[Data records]
◆ ◆ ◆
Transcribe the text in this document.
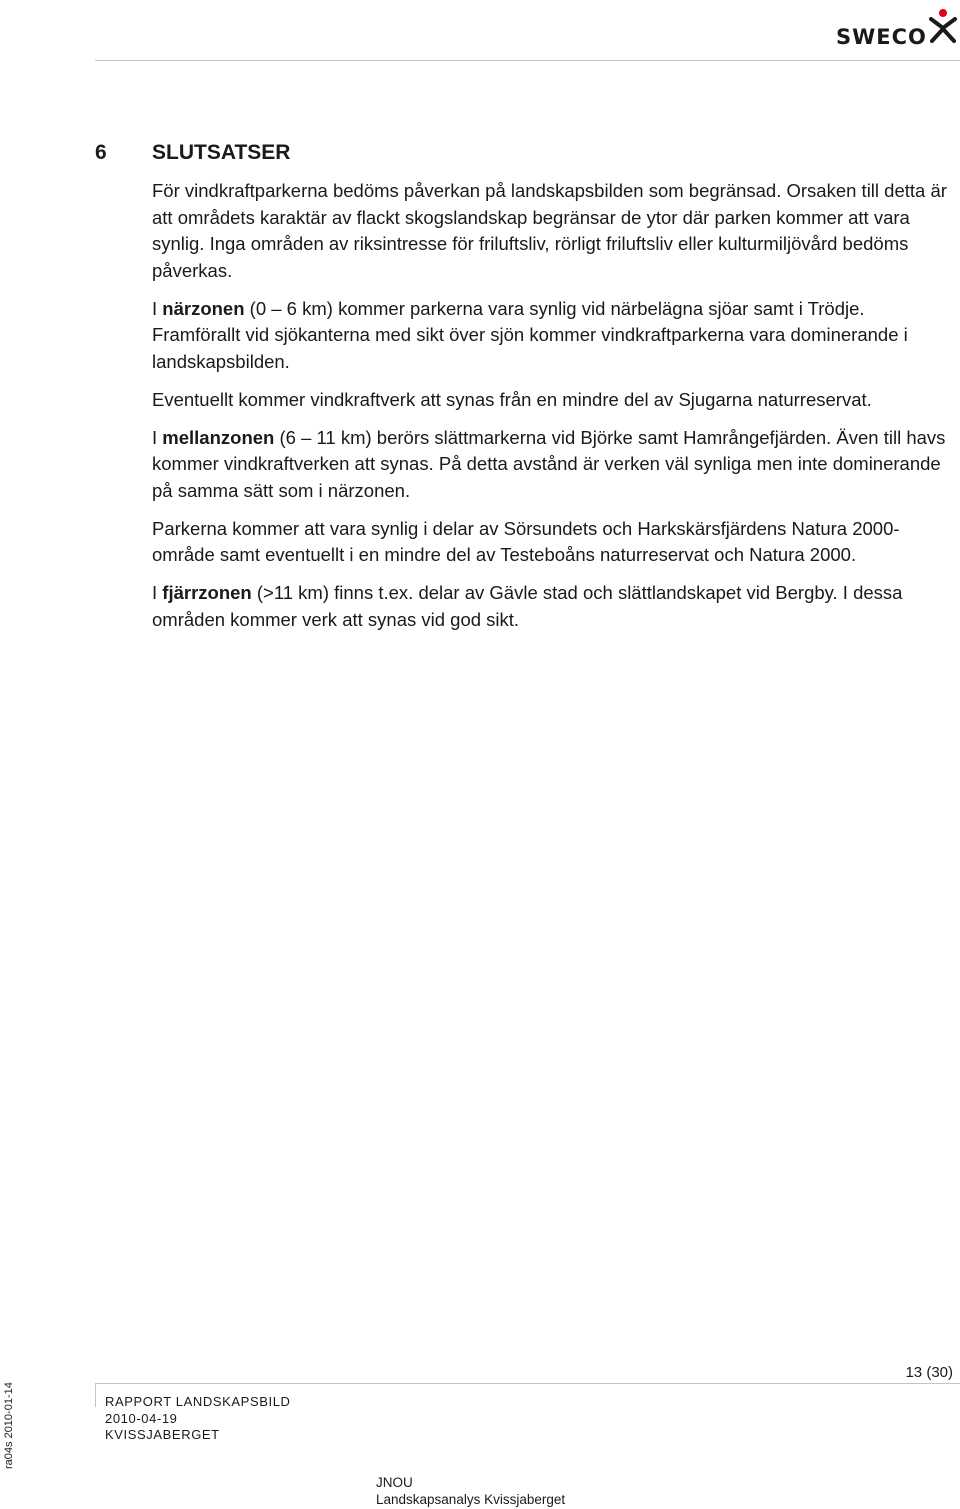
SWECO
6 SLUTSATSER

För vindkraftparkerna bedöms påverkan på landskapsbilden som begränsad. Orsaken till detta är att områdets karaktär av flackt skogslandskap begränsar de ytor där parken kommer att vara synlig. Inga områden av riksintresse för friluftsliv, rörligt friluftsliv eller kulturmiljövård bedöms påverkas.

I närzonen (0 – 6 km) kommer parkerna vara synlig vid närbelägna sjöar samt i Trödje. Framförallt vid sjökanterna med sikt över sjön kommer vindkraftparkerna vara dominerande i landskapsbilden.

Eventuellt kommer vindkraftverk att synas från en mindre del av Sjugarna naturreservat.

I mellanzonen (6 – 11 km) berörs slättmarkerna vid Björke samt Hamrångefjärden. Även till havs kommer vindkraftverken att synas. På detta avstånd är verken väl synliga men inte dominerande på samma sätt som i närzonen.

Parkerna kommer att vara synlig i delar av Sörsundets och Harkskärsfjärdens Natura 2000-område samt eventuellt i en mindre del av Testeboåns naturreservat och Natura 2000.

I fjärrzonen (>11 km) finns t.ex. delar av Gävle stad och slättlandskapet vid Bergby. I dessa områden kommer verk att synas vid god sikt.

13 (30)
RAPPORT LANDSKAPSBILD
2010-04-19
KVISSJABERGET
JNOU
Landskapsanalys Kvissjaberget
ra04s 2010-01-14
◆ ◆ ◆
#### PROBLEM TO SOLVE
Omit each picture, then return all of the listing exactly as it stands.

#### EXERCISE RESPONSE
Transcribe the text in this document.
SWECO
6 SLUTSATSER

För vindkraftparkerna bedöms påverkan på landskapsbilden som begränsad. Orsaken till detta är att områdets karaktär av flackt skogslandskap begränsar de ytor där parken kommer att vara synlig. Inga områden av riksintresse för friluftsliv, rörligt friluftsliv eller kulturmiljövård bedöms påverkas.

I närzonen (0 – 6 km) kommer parkerna vara synlig vid närbelägna sjöar samt i Trödje. Framförallt vid sjökanterna med sikt över sjön kommer vindkraftparkerna vara dominerande i landskapsbilden.

Eventuellt kommer vindkraftverk att synas från en mindre del av Sjugarna naturreservat.

I mellanzonen (6 – 11 km) berörs slättmarkerna vid Björke samt Hamrångefjärden. Även till havs kommer vindkraftverken att synas. På detta avstånd är verken väl synliga men inte dominerande på samma sätt som i närzonen.

Parkerna kommer att vara synlig i delar av Sörsundets och Harkskärsfjärdens Natura 2000-område samt eventuellt i en mindre del av Testeboåns naturreservat och Natura 2000.

I fjärrzonen (>11 km) finns t.ex. delar av Gävle stad och slättlandskapet vid Bergby. I dessa områden kommer verk att synas vid god sikt.

13 (30)
RAPPORT LANDSKAPSBILD
2010-04-19
KVISSJABERGET
JNOU
Landskapsanalys Kvissjaberget
ra04s 2010-01-14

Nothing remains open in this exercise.